**Problem:** List all lines of the data that include the string "color".
++++++++++++++++++++
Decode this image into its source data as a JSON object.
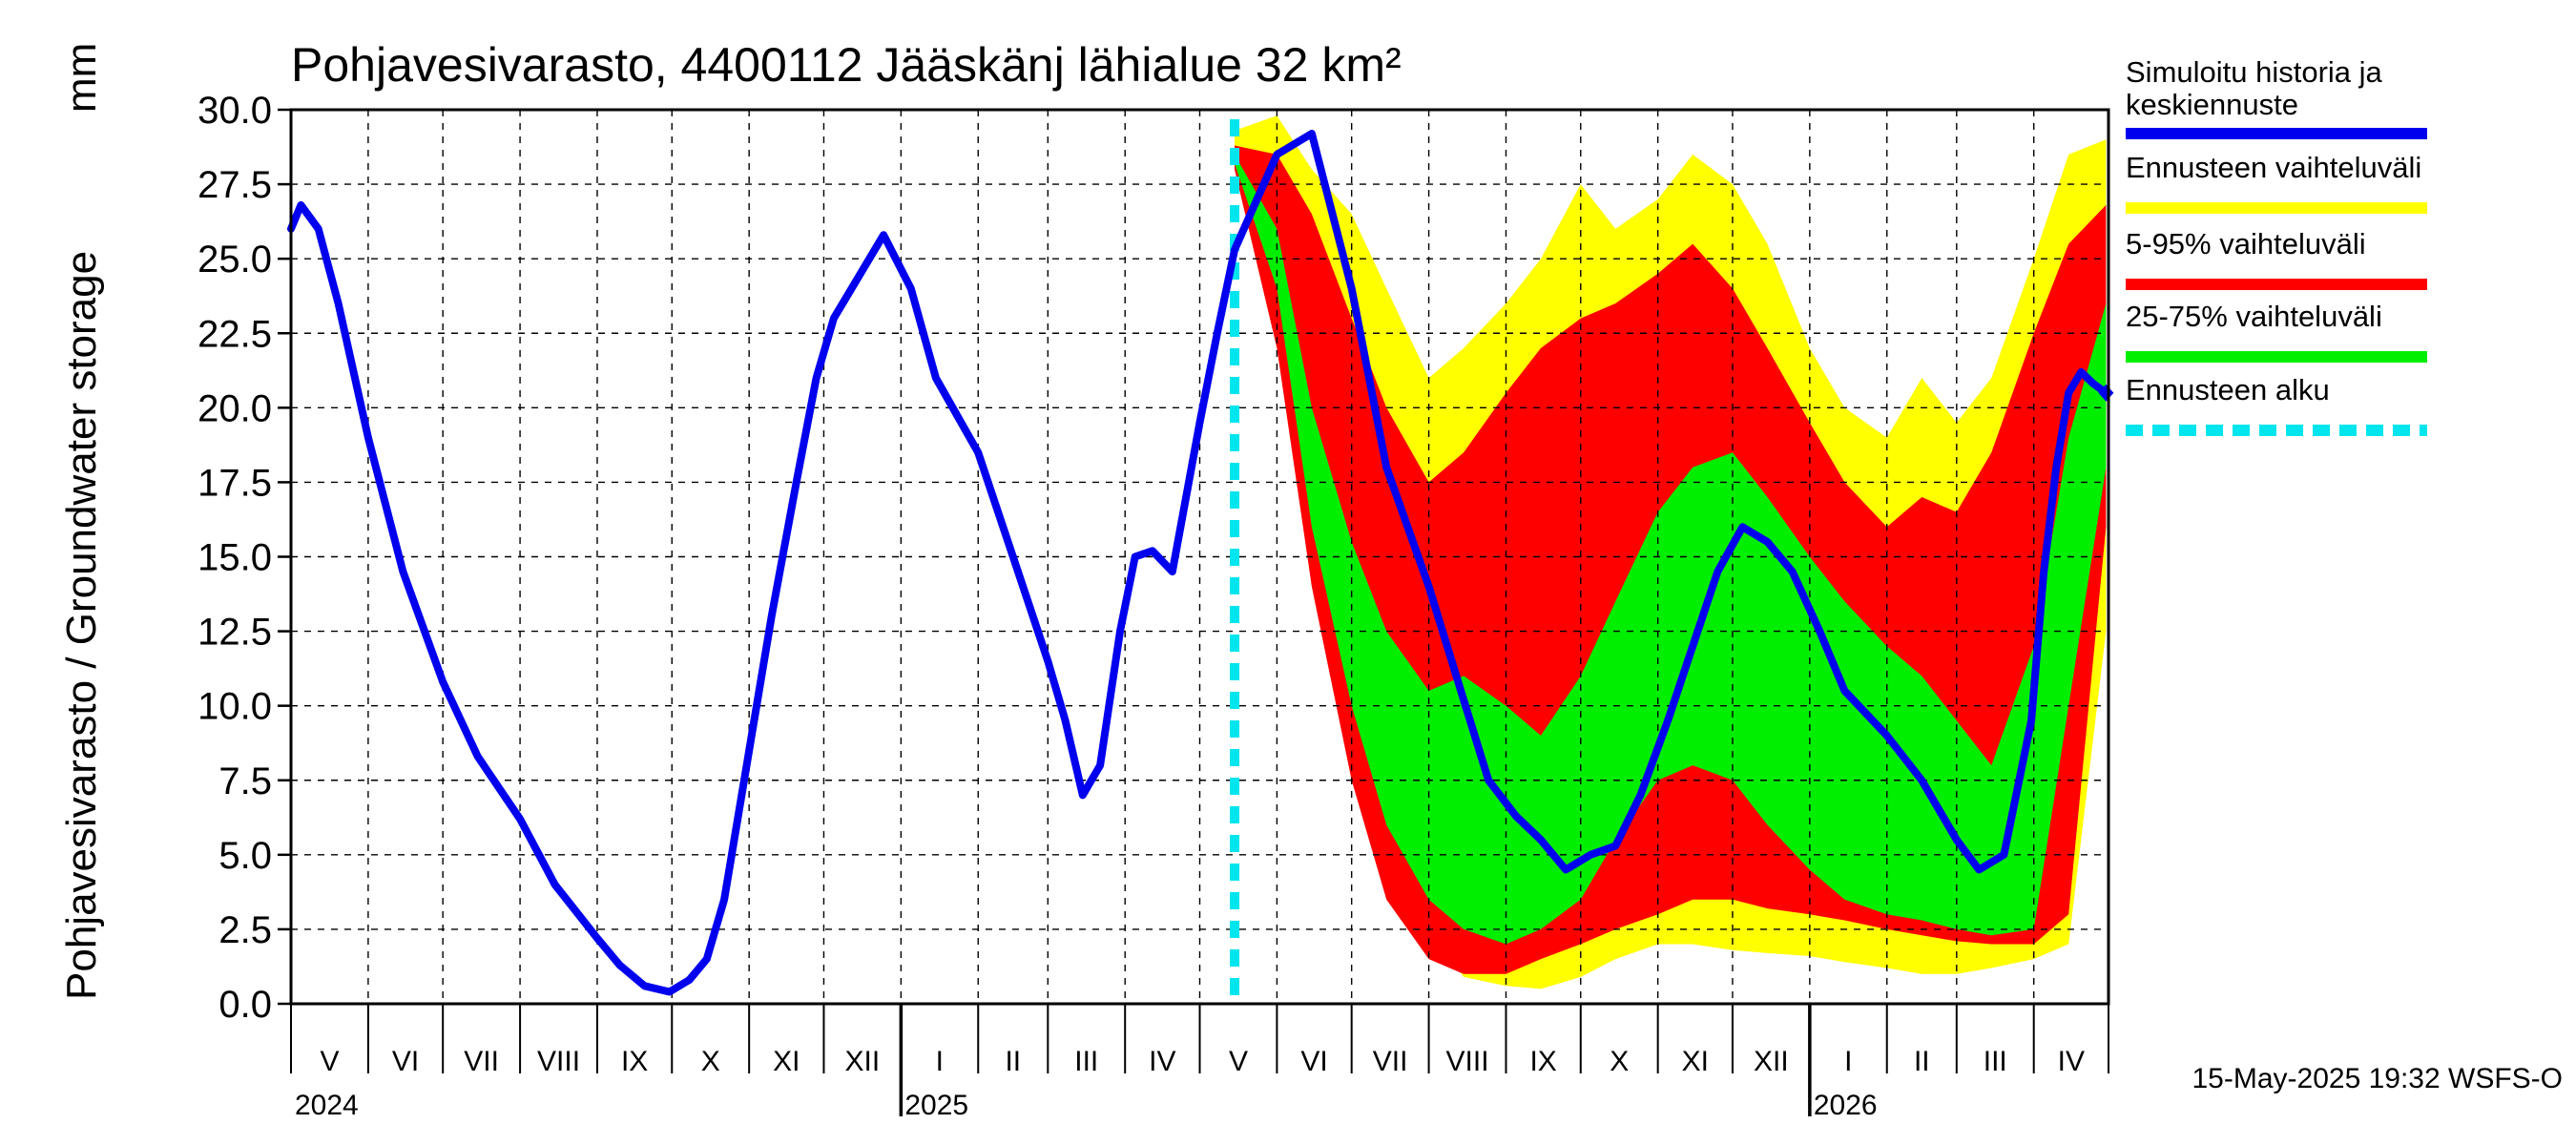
{
  "chart_data": {
    "type": "area",
    "title": "Pohjavesivarasto, 4400112 Jääskänj lähialue 32 km²",
    "ylabel": "Pohjavesivarasto / Groundwater storage",
    "yunit": "mm",
    "ylim": [
      0,
      30
    ],
    "yticks": [
      "0.0",
      "2.5",
      "5.0",
      "7.5",
      "10.0",
      "12.5",
      "15.0",
      "17.5",
      "20.0",
      "22.5",
      "25.0",
      "27.5",
      "30.0"
    ],
    "x_start": "2024-05-01",
    "x_end": "2026-04-30",
    "forecast_start": "2025-05-15",
    "month_labels": [
      "V",
      "VI",
      "VII",
      "VIII",
      "IX",
      "X",
      "XI",
      "XII",
      "I",
      "II",
      "III",
      "IV",
      "V",
      "VI",
      "VII",
      "VIII",
      "IX",
      "X",
      "XI",
      "XII",
      "I",
      "II",
      "III",
      "IV"
    ],
    "year_labels": [
      "2024",
      "2025",
      "2026"
    ],
    "footer": "15-May-2025 19:32 WSFS-O",
    "legend": [
      {
        "label": "Simuloitu historia ja keskiennuste",
        "color": "#0000ee",
        "style": "solid"
      },
      {
        "label": "Ennusteen vaihteluväli",
        "color": "#ffff00",
        "style": "solid"
      },
      {
        "label": "5-95% vaihteluväli",
        "color": "#ff0000",
        "style": "solid"
      },
      {
        "label": "25-75% vaihteluväli",
        "color": "#00ee00",
        "style": "solid"
      },
      {
        "label": "Ennusteen alku",
        "color": "#00e5ee",
        "style": "dashed"
      }
    ],
    "series": [
      {
        "name": "Simuloitu historia ja keskiennuste",
        "x": [
          "2024-05-01",
          "2024-05-05",
          "2024-05-12",
          "2024-05-20",
          "2024-06-01",
          "2024-06-15",
          "2024-07-01",
          "2024-07-15",
          "2024-08-01",
          "2024-08-15",
          "2024-09-01",
          "2024-09-10",
          "2024-09-20",
          "2024-09-30",
          "2024-10-08",
          "2024-10-15",
          "2024-10-22",
          "2024-11-01",
          "2024-11-10",
          "2024-11-20",
          "2024-11-28",
          "2024-12-05",
          "2024-12-15",
          "2024-12-25",
          "2025-01-05",
          "2025-01-15",
          "2025-02-01",
          "2025-02-15",
          "2025-03-01",
          "2025-03-08",
          "2025-03-15",
          "2025-03-22",
          "2025-03-30",
          "2025-04-05",
          "2025-04-12",
          "2025-04-20",
          "2025-05-01",
          "2025-05-08",
          "2025-05-15",
          "2025-06-01",
          "2025-06-15",
          "2025-07-01",
          "2025-07-15",
          "2025-08-01",
          "2025-08-15",
          "2025-08-25",
          "2025-09-05",
          "2025-09-15",
          "2025-09-25",
          "2025-10-05",
          "2025-10-15",
          "2025-10-25",
          "2025-11-05",
          "2025-11-15",
          "2025-11-25",
          "2025-12-05",
          "2025-12-15",
          "2025-12-25",
          "2026-01-05",
          "2026-01-15",
          "2026-02-01",
          "2026-02-15",
          "2026-03-01",
          "2026-03-10",
          "2026-03-20",
          "2026-03-31",
          "2026-04-05",
          "2026-04-10",
          "2026-04-15",
          "2026-04-20",
          "2026-04-25",
          "2026-04-30"
        ],
        "values": [
          26.0,
          26.8,
          26.0,
          23.5,
          19.0,
          14.5,
          10.8,
          8.3,
          6.2,
          4.0,
          2.2,
          1.3,
          0.6,
          0.4,
          0.8,
          1.5,
          3.5,
          8.5,
          13.0,
          17.5,
          21.0,
          23.0,
          24.4,
          25.8,
          24.0,
          21.0,
          18.5,
          15.0,
          11.5,
          9.5,
          7.0,
          8.0,
          12.5,
          15.0,
          15.2,
          14.5,
          19.5,
          22.5,
          25.3,
          28.5,
          29.2,
          24.0,
          18.0,
          14.0,
          10.2,
          7.5,
          6.3,
          5.5,
          4.5,
          5.0,
          5.3,
          7.0,
          9.5,
          12.0,
          14.5,
          16.0,
          15.5,
          14.5,
          12.5,
          10.5,
          9.0,
          7.5,
          5.5,
          4.5,
          5.0,
          9.5,
          14.5,
          18.0,
          20.5,
          21.2,
          20.8,
          20.5
        ]
      },
      {
        "name": "Ennusteen vaihteluväli",
        "x": [
          "2025-05-15",
          "2025-06-01",
          "2025-06-15",
          "2025-07-01",
          "2025-07-15",
          "2025-08-01",
          "2025-08-15",
          "2025-09-01",
          "2025-09-15",
          "2025-10-01",
          "2025-10-15",
          "2025-11-01",
          "2025-11-15",
          "2025-12-01",
          "2025-12-15",
          "2026-01-01",
          "2026-01-15",
          "2026-02-01",
          "2026-02-15",
          "2026-03-01",
          "2026-03-15",
          "2026-04-01",
          "2026-04-15",
          "2026-04-30"
        ],
        "upper": [
          29.3,
          29.8,
          28.0,
          26.5,
          24.0,
          21.0,
          22.0,
          23.5,
          25.0,
          27.5,
          26.0,
          27.0,
          28.5,
          27.5,
          25.5,
          22.0,
          20.0,
          19.0,
          21.0,
          19.5,
          21.0,
          25.0,
          28.5,
          29.0
        ],
        "lower": [
          28.5,
          24.0,
          16.0,
          10.0,
          5.5,
          2.5,
          0.9,
          0.6,
          0.5,
          0.9,
          1.5,
          2.0,
          2.0,
          1.8,
          1.7,
          1.6,
          1.4,
          1.2,
          1.0,
          1.0,
          1.2,
          1.5,
          2.0,
          12.5
        ]
      },
      {
        "name": "5-95% vaihteluväli",
        "x": [
          "2025-05-15",
          "2025-06-01",
          "2025-06-15",
          "2025-07-01",
          "2025-07-15",
          "2025-08-01",
          "2025-08-15",
          "2025-09-01",
          "2025-09-15",
          "2025-10-01",
          "2025-10-15",
          "2025-11-01",
          "2025-11-15",
          "2025-12-01",
          "2025-12-15",
          "2026-01-01",
          "2026-01-15",
          "2026-02-01",
          "2026-02-15",
          "2026-03-01",
          "2026-03-15",
          "2026-04-01",
          "2026-04-15",
          "2026-04-30"
        ],
        "upper": [
          28.8,
          28.5,
          26.5,
          23.0,
          20.0,
          17.5,
          18.5,
          20.5,
          22.0,
          23.0,
          23.5,
          24.5,
          25.5,
          24.0,
          22.0,
          19.5,
          17.5,
          16.0,
          17.0,
          16.5,
          18.5,
          22.5,
          25.5,
          26.8
        ],
        "lower": [
          28.0,
          22.0,
          14.0,
          7.5,
          3.5,
          1.5,
          1.0,
          1.0,
          1.5,
          2.0,
          2.5,
          3.0,
          3.5,
          3.5,
          3.2,
          3.0,
          2.8,
          2.5,
          2.3,
          2.1,
          2.0,
          2.0,
          3.0,
          16.0
        ]
      },
      {
        "name": "25-75% vaihteluväli",
        "x": [
          "2025-05-15",
          "2025-06-01",
          "2025-06-15",
          "2025-07-01",
          "2025-07-15",
          "2025-08-01",
          "2025-08-15",
          "2025-09-01",
          "2025-09-15",
          "2025-10-01",
          "2025-10-15",
          "2025-11-01",
          "2025-11-15",
          "2025-12-01",
          "2025-12-15",
          "2026-01-01",
          "2026-01-15",
          "2026-02-01",
          "2026-02-15",
          "2026-03-01",
          "2026-03-15",
          "2026-04-01",
          "2026-04-15",
          "2026-04-30"
        ],
        "upper": [
          28.5,
          26.0,
          20.0,
          15.5,
          12.5,
          10.5,
          11.0,
          10.0,
          9.0,
          11.0,
          13.5,
          16.5,
          18.0,
          18.5,
          17.0,
          15.0,
          13.5,
          12.0,
          11.0,
          9.5,
          8.0,
          12.0,
          19.0,
          23.5
        ],
        "lower": [
          28.2,
          24.0,
          16.0,
          10.0,
          6.0,
          3.5,
          2.5,
          2.0,
          2.5,
          3.5,
          5.5,
          7.5,
          8.0,
          7.5,
          6.0,
          4.5,
          3.5,
          3.0,
          2.8,
          2.5,
          2.3,
          2.5,
          10.0,
          18.0
        ]
      }
    ]
  }
}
++++++++++++++++++++
**Final result:**
        "color": "#0000ee",
        "color": "#ffff00",
        "color": "#ff0000",
        "color": "#00ee00",
        "color": "#00e5ee",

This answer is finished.